__Treść zadania A__:
Streść w dwóch zdaniach poniższy wątek o przejściu na ~amd64.

# amd64 VS. ~amd64

## Xywa

Witam od zawsze używam stabilnego amd64, ale używam sporo programów i sterowników spod ~amd64. Mieszanie wersji prowadziło do tego że co jakiś czas musiałem coś dodawać do package.keywords. W końcu (przy okzaji innego wątku) padła propozycja aby całkowicie przejść na ~amd64.

System potrzebny na desktop - czyli office, biuro, kde, multimedia.

Pytanie do Was: 

[1] Warto czy nie warto? (chodzi o domowy desktop) przejść całkowicie na ~amd64?

[2] Jakie są plusy i minusy i wasze osobiste doświadczenia?

----------

## Arfrever

Moved from Polskie forum (Polish) to Polish OTW.

----------

## soban_

Zaleta przy ~amd64 jest to ze posiadamy na pewno nowsze programy. W moich odczuciach ~amd64 jest bardzo stabilne, nigdy nie mialem problemow z jego upgradem (poza oczywistymi faktami gdzie np trzeba bylo przebudowac moduly). Na ~amd64 siedze jakies pol roku i szczerze tutaj najmniej mialem wpadek przy kompilacji czy tez z zaleznosciami. Mialem nawet sytulacje ze przez miesiac nie robilem upgradu (emerge --sync/eix-sync && emerge -vquDN world) - z powodu braku internetu i ku mojemu wielkiemu zdziwieniu po mieleniu okolo 400 paczek przez cala noc nie bylo zadnego bledu. Gdzie przy architekturze ~x86 gdy nie robilem 2 tygodnie upgradu to mialem przynajmniej 2 miejsca gdzie musialem googlowac. Wiec nie wiem jak Wy, ale mi sie ~amd64 najbardziej podoba. Wiec goraco polecam ~amd64.

----------

## Xywa

Czyli już 2 osoby na TAK dla ~amd64.

----------

## soban_

Sluszna decyzja  :Wink:  najwyzej jak beda problemy to bedziemy jakos radzic przez forum, ale jeszcze nie mialem takich zebym nie mogl sam poradzic.

----------

## no4b

Używam ~amd64 od kilku lat, polecam.

----------

## dylon

Od kilku dni zmienilem ~x86 na ~amd64 i nie widze zeby cos sie z tego powodu sypalo.

Od razu sie w oczy mi rzucilo, ze mi system nie pluje sie o wykonanie emerge @preserved.... co wczesniej mialem non stop (ale to pewnie przez swiezy system)  :Smile: 

----------

## lsdudi

 *dylon wrote:*   

> Od kilku dni zmienilem ~x86 na ~amd64 i nie widze zeby cos sie z tego powodu sypalo.
> 
> Od razu sie w oczy mi rzucilo, ze mi system nie pluje sie o wykonanie emerge @preserved.... co wczesniej mialem non stop (ale to pewnie przez swiezy system)

__Dane wejściowe__:
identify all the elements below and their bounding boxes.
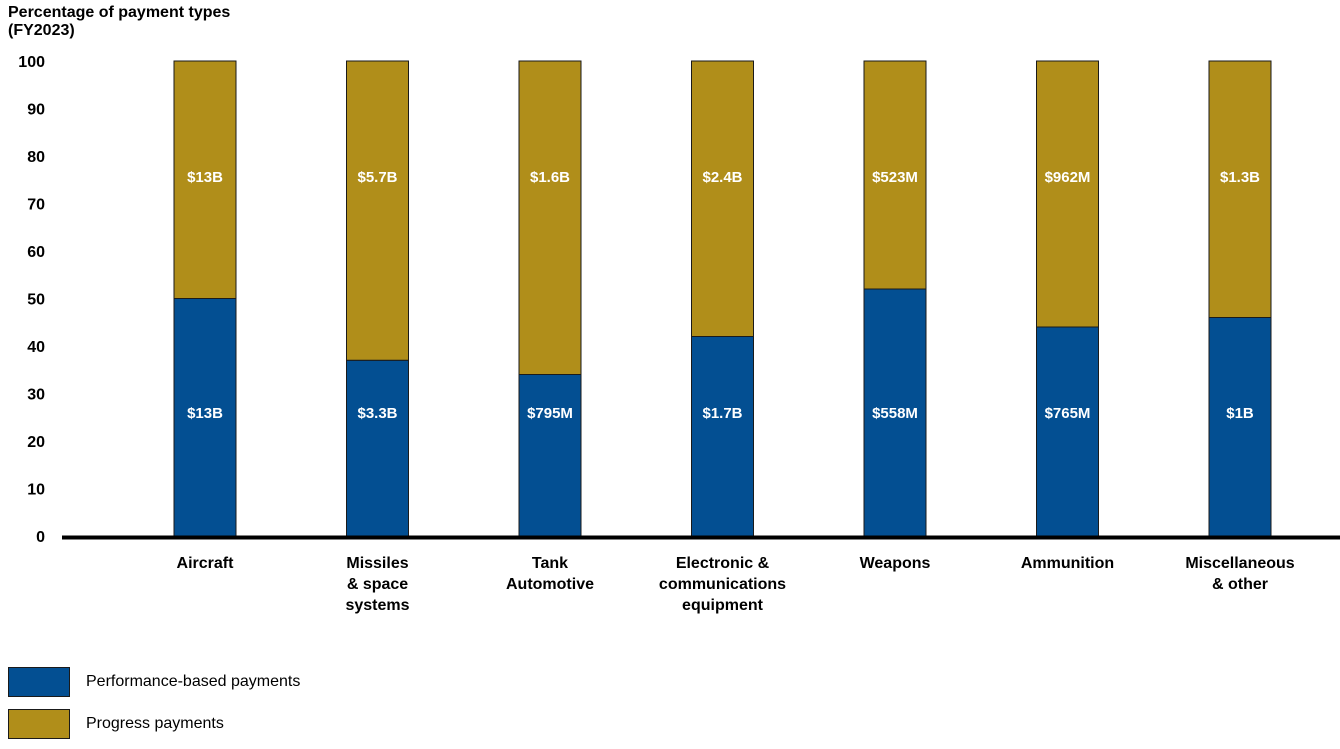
data-label-performance-based: $558M [872,405,918,422]
y-tick-label: 20 [27,434,45,451]
legend-item-progress: Progress payments [8,707,300,741]
legend-item-performance-based: Performance-based payments [8,665,300,699]
y-tick-label: 30 [27,387,45,404]
x-tick-label: Miscellaneous & other [1185,555,1294,593]
y-tick-label: 60 [27,244,45,261]
y-tick-label: 80 [27,149,45,166]
legend-swatch-progress [8,709,70,739]
y-axis-title-line-1: Percentage of payment types [8,4,231,21]
data-label-performance-based: $765M [1045,405,1091,422]
data-label-performance-based: $795M [527,405,573,422]
bar-progress [518,60,582,375]
bar-performance-based [518,374,582,537]
y-tick-label: 10 [27,482,45,499]
data-label-progress: $2.4B [702,169,742,186]
x-tick-label: Tank Automotive [506,555,594,593]
y-tick-label: 70 [27,197,45,214]
bar-performance-based [1036,326,1099,537]
data-label-progress: $1.3B [1220,169,1260,186]
x-tick-label-line: equipment [682,597,764,614]
x-tick-label-line: communications [659,576,786,593]
y-tick-label: 40 [27,339,45,356]
bar-performance-based [346,359,409,537]
x-tick-label-line: Automotive [506,576,594,593]
x-tick-label-line: Tank [532,555,568,572]
y-tick-label: 90 [27,102,45,119]
bar-progress [691,60,754,337]
x-tick-label-line: Missiles [346,555,408,572]
x-tick-label-line: Miscellaneous [1185,555,1294,572]
data-label-performance-based: $1B [1226,405,1254,422]
x-tick-label: Ammunition [1021,555,1114,572]
bar-progress [1208,60,1272,318]
data-label-progress: $5.7B [357,169,397,186]
y-axis-title-line-2: (FY2023) [8,22,75,39]
x-tick-label-line: systems [345,597,409,614]
bar-performance-based [691,336,754,537]
x-tick-label-line: Electronic & [676,555,770,572]
x-tick-label-line: Aircraft [177,555,235,572]
x-tick-label: Weapons [860,555,931,572]
x-tick-label: Electronic & communications equipment [659,555,786,614]
legend-swatch-performance-based [8,667,70,697]
data-label-performance-based: $3.3B [357,405,397,422]
bar-progress [1036,60,1099,328]
legend-label-performance-based: Performance-based payments [86,673,301,690]
data-label-progress: $962M [1045,169,1091,186]
x-tick-label: Missiles & space systems [345,555,409,614]
bar-performance-based [173,298,237,537]
chart-plot: 0 10 20 30 40 50 60 70 80 90 100 $13B $3.3B $795M $1.7… [18,54,1340,614]
data-label-progress: $523M [872,169,918,186]
data-label-performance-based: $1.7B [702,405,742,422]
data-label-progress: $1.6B [530,169,570,186]
data-label-progress: $13B [187,169,223,186]
y-tick-label: 50 [27,292,45,309]
x-tick-label-line: & other [1212,576,1268,593]
legend: Performance-based payments Progress paym… [8,665,300,749]
y-tick-label: 100 [18,54,45,71]
bar-progress [173,60,237,299]
bar-progress [346,60,409,361]
legend-label-progress: Progress payments [86,715,224,732]
y-axis-title: Percentage of payment types (FY2023) [8,4,230,40]
x-tick-label-line: & space [347,576,408,593]
bar-performance-based [1208,317,1272,537]
y-tick-label: 0 [36,529,45,546]
x-tick-label: Aircraft [177,555,235,572]
bar-performance-based [863,288,927,537]
bar-progress [863,60,927,290]
x-tick-label-line: Ammunition [1021,555,1114,572]
data-label-performance-based: $13B [187,405,223,422]
x-tick-label-line: Weapons [860,555,931,572]
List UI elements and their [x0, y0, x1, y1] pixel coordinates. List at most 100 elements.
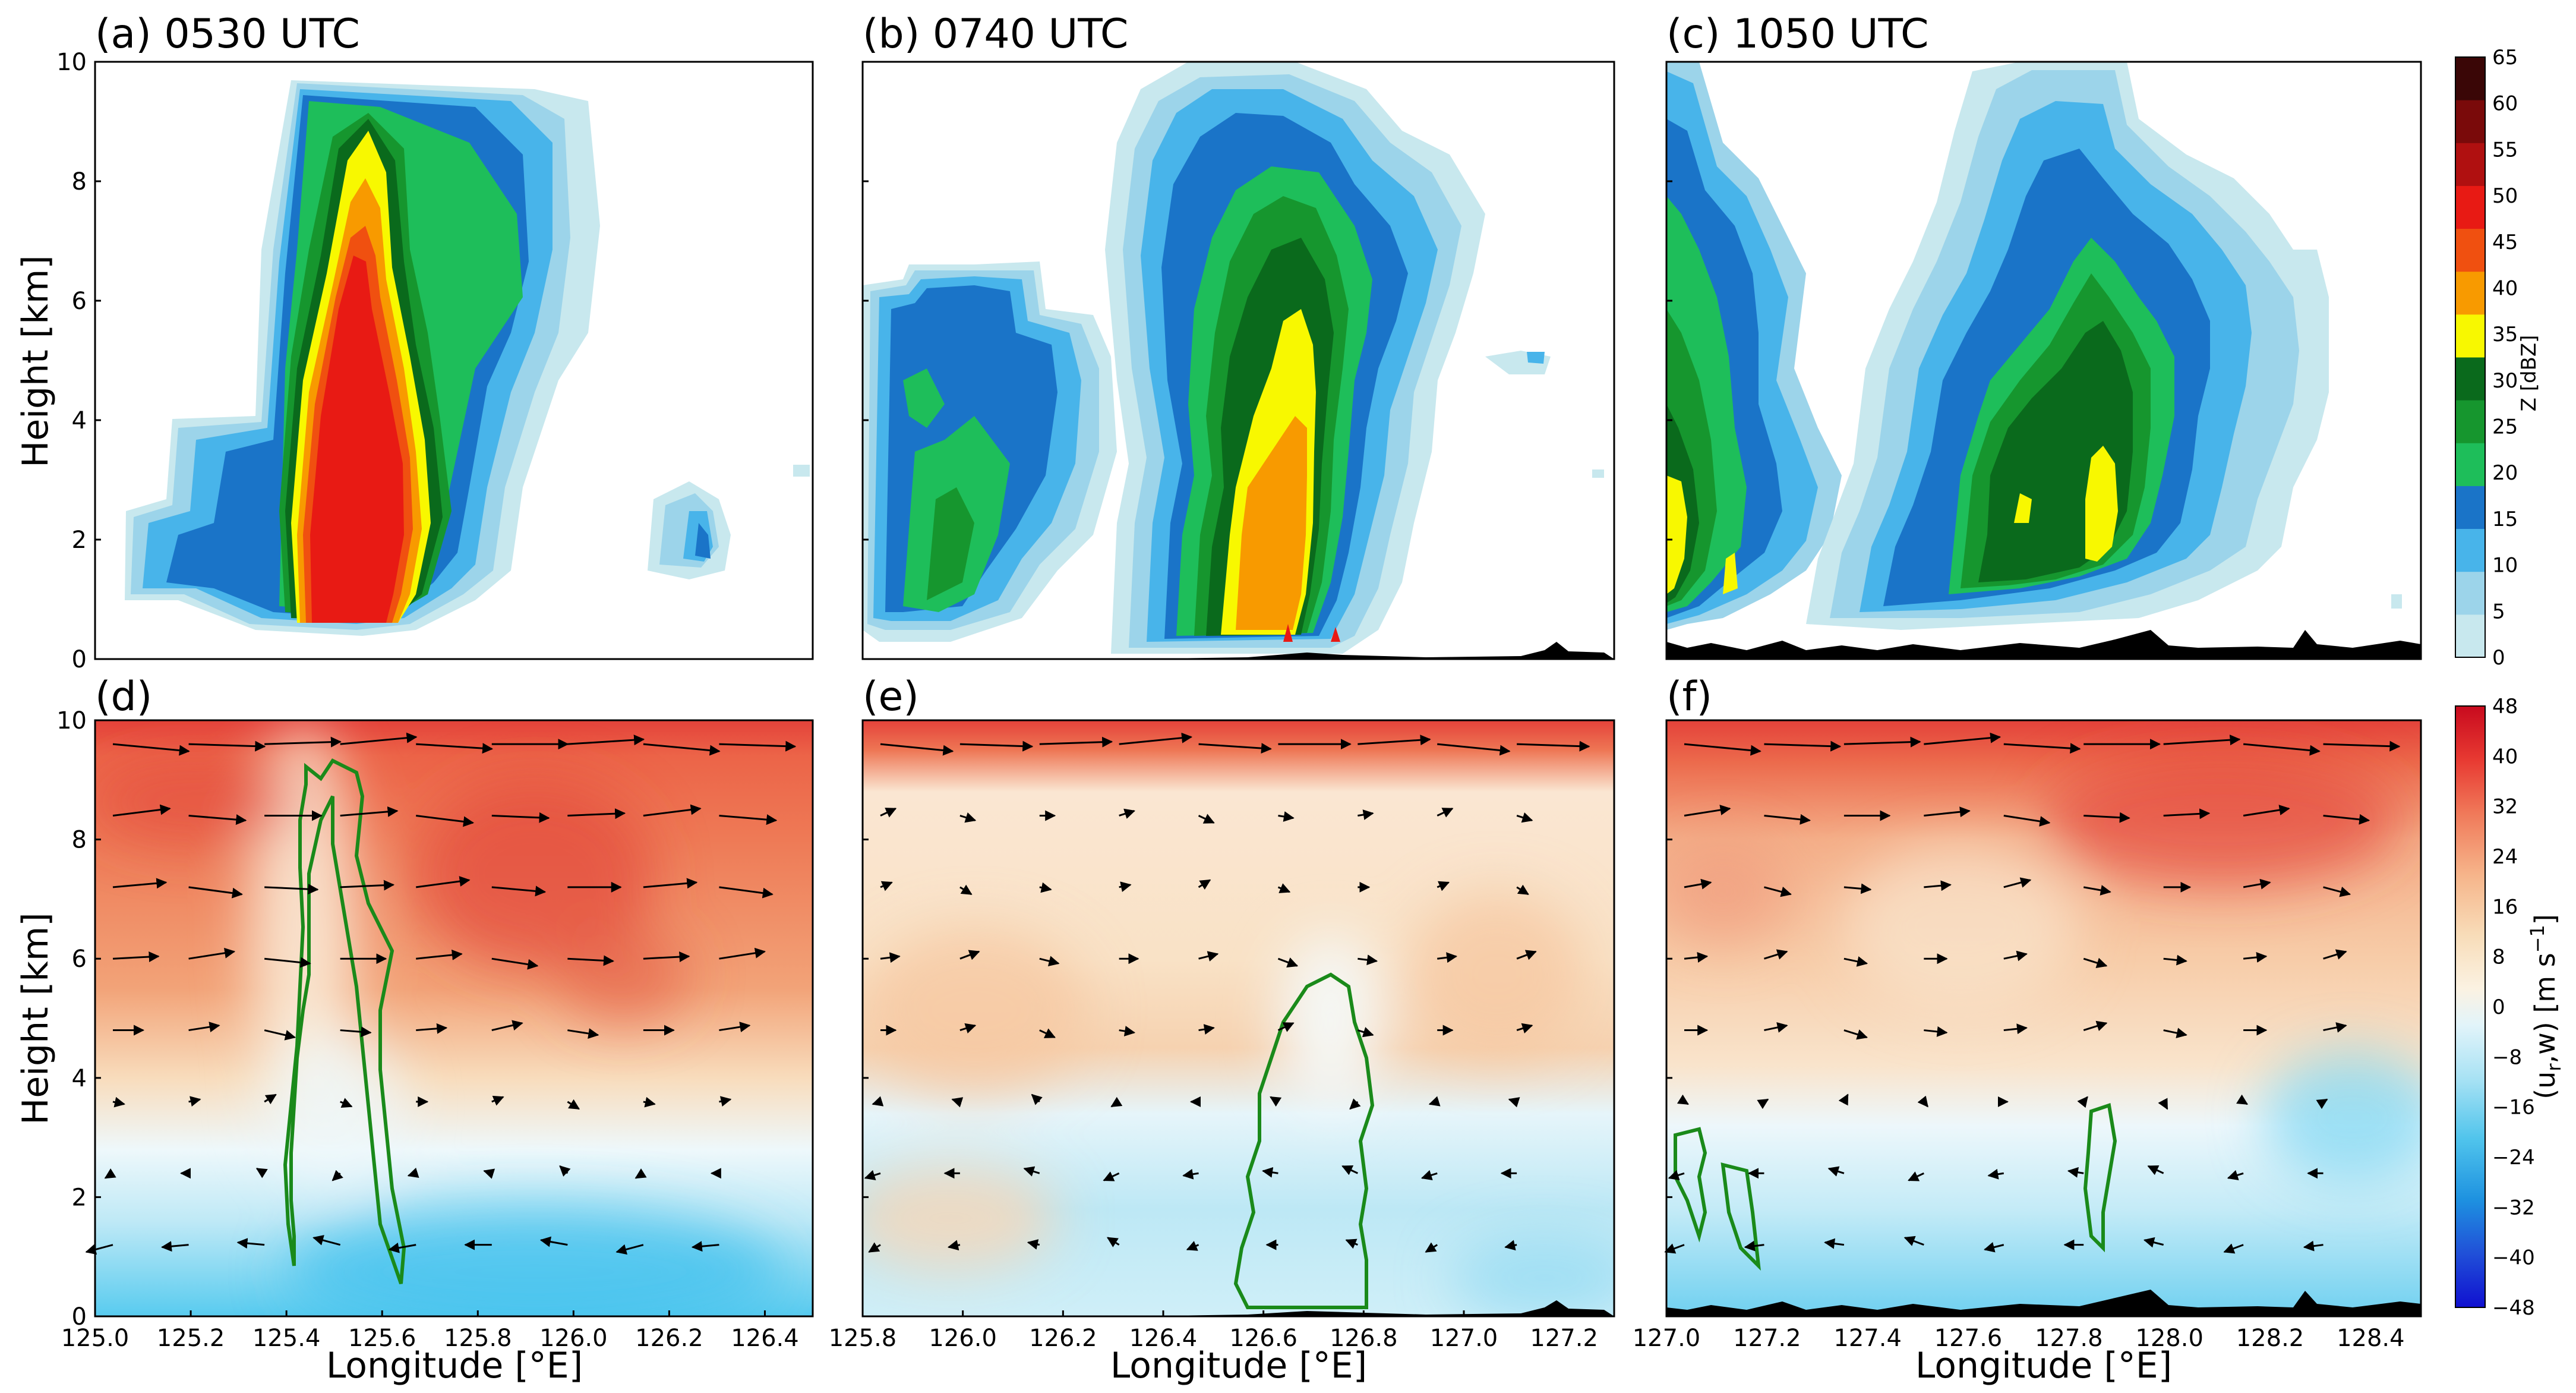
colorbar-bottom-label: (ur,w) [m s−1]: [2526, 914, 2565, 1099]
panel-d-wind-vector: [112, 878, 168, 889]
panel-f-wind-vector: [2223, 1243, 2244, 1254]
panel-f-wind-vector: [1917, 1095, 1928, 1108]
panel-f-xtick-label: 127.2: [1733, 1325, 1801, 1352]
panel-d-wind-vector: [559, 1165, 571, 1177]
panel-e-wind-vector: [1516, 812, 1533, 823]
colorbar-top-tick-label: 15: [2492, 508, 2518, 531]
colorbar-top-swatch: [2455, 57, 2485, 100]
panel-a-ytick-label: 0: [72, 646, 87, 673]
panel-f-wind-vector: [1827, 1166, 1845, 1177]
panel-a-label: (a) 0530 UTC: [95, 11, 360, 58]
panel-f-wind-vector: [2083, 885, 2111, 896]
panel-b-reflectivity: [863, 62, 1614, 659]
colorbar-bottom-tick-label: −32: [2492, 1196, 2535, 1219]
panel-e-wind-vector: [959, 950, 980, 960]
panel-d-xtick-label: 126.2: [635, 1325, 703, 1352]
colorbar-top-swatch: [2455, 271, 2485, 315]
panel-f-frame: [1665, 719, 2422, 1318]
panel-d-wind-vector: [491, 1020, 523, 1032]
panel-f-wind-vector: [1763, 949, 1788, 960]
panel-f-wind-vector: [2003, 1023, 2028, 1035]
panel-d-wind-vector: [112, 743, 190, 756]
panel-d-wind-vector: [416, 876, 471, 888]
panel-d-xtick-label: 125.2: [157, 1325, 225, 1352]
colorbar-top-tick-label: 60: [2492, 92, 2518, 116]
y-axis-label-top: Height [km]: [15, 255, 56, 467]
panel-e-wind-vector: [880, 743, 954, 756]
colorbar-top-swatch: [2455, 528, 2485, 572]
panel-e-wind-vector: [1106, 1237, 1120, 1247]
panel-d-wind-vector: [340, 880, 395, 891]
colorbar-bottom-tick-label: 8: [2492, 946, 2505, 969]
colorbar-top-swatch: [2455, 614, 2485, 658]
panel-e-wind-vector: [1119, 808, 1135, 819]
panel-d-wind-vector: [264, 1093, 277, 1105]
colorbar-bottom-tick-label: 48: [2492, 695, 2518, 718]
panel-f-wind-vector: [1764, 1022, 1788, 1033]
panel-f-wind-vector: [1838, 1093, 1849, 1106]
panel-e-wind-vector: [1277, 957, 1299, 967]
panel-d-xtick-label: 126.0: [539, 1325, 608, 1352]
panel-f-wind-vector: [2163, 954, 2187, 966]
panel-d-wind-vector: [719, 740, 797, 752]
panel-d-wind-vector: [264, 884, 319, 895]
panel-c-frame: [1665, 61, 2422, 660]
panel-e-wind-vector: [959, 884, 973, 896]
panel-f-wind-vector: [1684, 878, 1712, 890]
panel-e-wind-vector: [959, 1023, 977, 1033]
panel-d-contour: [283, 758, 406, 1284]
panel-e-xtick-label: 127.0: [1430, 1325, 1498, 1352]
colorbar-top-tick-label: 30: [2492, 369, 2518, 393]
panel-e-wind-vector: [1198, 814, 1215, 824]
panel-a: [95, 62, 813, 659]
panel-f-wind-vector: [2316, 1098, 2328, 1110]
panel-f-xtick-label: 128.0: [2135, 1325, 2204, 1352]
panel-f-wind-vector: [2227, 1170, 2244, 1181]
panel-f-wind-vector: [2323, 886, 2351, 897]
panel-f-wind-vector: [2083, 1020, 2108, 1031]
panel-f-xtick-label: 128.2: [2236, 1325, 2304, 1352]
panel-e-wind-vector: [1119, 881, 1132, 892]
panel-d-wind-vector: [264, 736, 342, 748]
panel-f-wind-vector: [1764, 814, 1811, 825]
panel-f-wind-vector: [2003, 743, 2081, 754]
panel-d-wind-vector: [483, 1168, 495, 1179]
panel-d-wind-vector: [388, 1242, 416, 1253]
panel-f-xtick-label: 127.4: [1833, 1325, 1902, 1352]
wind-vectors: [85, 732, 2401, 1255]
panel-e-wind-vector: [1198, 743, 1272, 754]
panel-d-wind-vector: [491, 957, 539, 970]
panel-e-wind-vector: [1198, 951, 1219, 962]
panel-f-wind-vector: [2303, 1240, 2324, 1252]
panel-e-wind-vector: [1198, 1024, 1215, 1035]
panel-e-wind-vector: [1349, 1098, 1361, 1110]
panel-e-wind-vector: [880, 881, 893, 891]
panel-e-frame: [861, 719, 1615, 1318]
panel-e-wind-vector: [868, 1242, 881, 1253]
colorbar-top-tick-label: 5: [2492, 600, 2505, 623]
panel-d-wind-vector: [340, 1098, 353, 1108]
panel-e-wind-vector: [951, 1097, 964, 1108]
panel-f-wind-vector: [1677, 1094, 1689, 1105]
panel-e-xtick-label: 126.0: [929, 1325, 997, 1352]
panel-e-wind-vector: [1437, 808, 1454, 818]
panel-e-wind-vector: [1277, 1022, 1295, 1032]
panel-e-contour: [1233, 972, 1375, 1309]
panel-f-wind-vector: [2243, 878, 2271, 890]
panel-e-wind-vector: [1023, 1166, 1040, 1177]
panel-f-wind-vector: [1924, 880, 1952, 891]
panel-f-wind-vector: [2163, 735, 2241, 746]
panel-d-wind-vector: [407, 1167, 419, 1178]
panel-f-wind-vector: [2323, 1022, 2347, 1033]
panel-f-wind-vector: [1924, 732, 2002, 745]
panel-f-wind-vector: [2323, 949, 2347, 960]
colorbar-bottom-tick-label: −16: [2492, 1096, 2535, 1120]
panel-e-wind-vector: [1031, 1093, 1043, 1105]
panel-d-wind-vector: [719, 1022, 751, 1032]
panel-f-wind-vector: [1843, 956, 1868, 967]
panel-f-wind-vector: [1843, 1029, 1868, 1040]
panel-e-wind-vector: [1420, 1170, 1438, 1181]
panel-d-wind-vector: [188, 814, 247, 825]
panel-d-wind-vector: [615, 1244, 644, 1255]
panel-f-xtick-label: 127.6: [1934, 1325, 2003, 1352]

__Treść zadania B__:
Przepisz bez zmian wiersze z rekordów, od wiersza zawierającego „data-label-performance-based: $558M [872,405,918,422]” do wiersza zawierającego „x-tick-label-line: Miscellaneous [1185,555,1294,572]”, włącznie.

__Rozwiązanie zadania A__:
Xywa od zawsze używa stabilnego amd64, ale z wieloma programami i sterownikami z ~amd64, przez co co jakiś czas musiał dopisywać coś do package.keywords. Pyta więc, czy na domowym desktopie warto przejść całkowicie na ~amd64, a odpowiadający to polecają: soban_ chwali stabilność i bezproblemowe aktualizacje po pół roku używania, no4b korzysta z ~amd64 od kilku lat, a dylon po zmianie z ~x86 nie zauważył żadnych problemów.

__Rozwiązanie zadania B__:
data-label-performance-based: $558M [872,405,918,422]
y-tick-label: 20 [27,434,45,451]
legend-item-progress: Progress payments [8,707,300,741]
legend-item-performance-based: Performance-based payments [8,665,300,699]
y-tick-label: 30 [27,387,45,404]
x-tick-label: Miscellaneous & other [1185,555,1294,593]
y-tick-label: 60 [27,244,45,261]
y-tick-label: 80 [27,149,45,166]
legend-swatch-progress [8,709,70,739]
y-axis-title-line-1: Percentage of payment types [8,4,231,21]
data-label-performance-based: $765M [1045,405,1091,422]
data-label-performance-based: $795M [527,405,573,422]
bar-progress [518,60,582,375]
bar-performance-based [518,374,582,537]
y-tick-label: 10 [27,482,45,499]
data-label-progress: $2.4B [702,169,742,186]
x-tick-label: Tank Automotive [506,555,594,593]
y-tick-label: 70 [27,197,45,214]
bar-performance-based [1036,326,1099,537]
data-label-progress: $1.3B [1220,169,1260,186]
x-tick-label-line: equipment [682,597,764,614]
x-tick-label-line: communications [659,576,786,593]
y-tick-label: 40 [27,339,45,356]
bar-performance-based [346,359,409,537]
x-tick-label-line: Automotive [506,576,594,593]
x-tick-label-line: Tank [532,555,568,572]
y-tick-label: 90 [27,102,45,119]
bar-progress [691,60,754,337]
x-tick-label-line: Missiles [346,555,408,572]
x-tick-label-line: Miscellaneous [1185,555,1294,572]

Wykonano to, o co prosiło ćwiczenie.